◆ **Problem details**
Check each line of the listing below for the string "activation", and copy the ones that have it.

◆ **Information shown**
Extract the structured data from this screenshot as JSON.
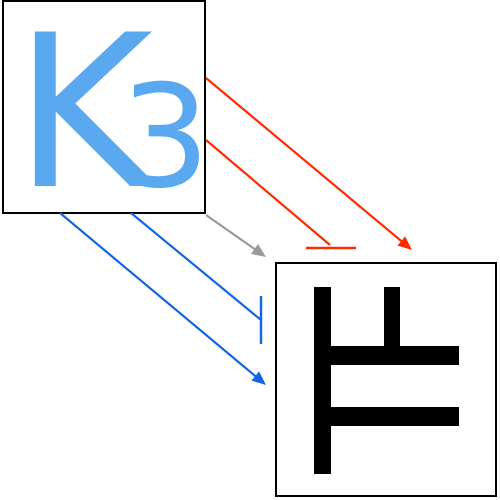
{
  "nodes": {
    "source": {
      "label": "K",
      "subscript": "3",
      "color": "#5aa9f0"
    },
    "target": {
      "glyph_icon": "tf-glyph",
      "color": "#000000"
    }
  },
  "edges": [
    {
      "id": "red-activation",
      "kind": "arrow",
      "color": "#ff2b00"
    },
    {
      "id": "red-inhibition",
      "kind": "bar",
      "color": "#ff2b00"
    },
    {
      "id": "gray-activation",
      "kind": "arrow",
      "color": "#999999"
    },
    {
      "id": "blue-inhibition",
      "kind": "bar",
      "color": "#1464e6"
    },
    {
      "id": "blue-activation",
      "kind": "arrow",
      "color": "#1464e6"
    }
  ]
}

◆ **The answer**
      "id": "red-activation",
      "id": "gray-activation",
      "id": "blue-activation",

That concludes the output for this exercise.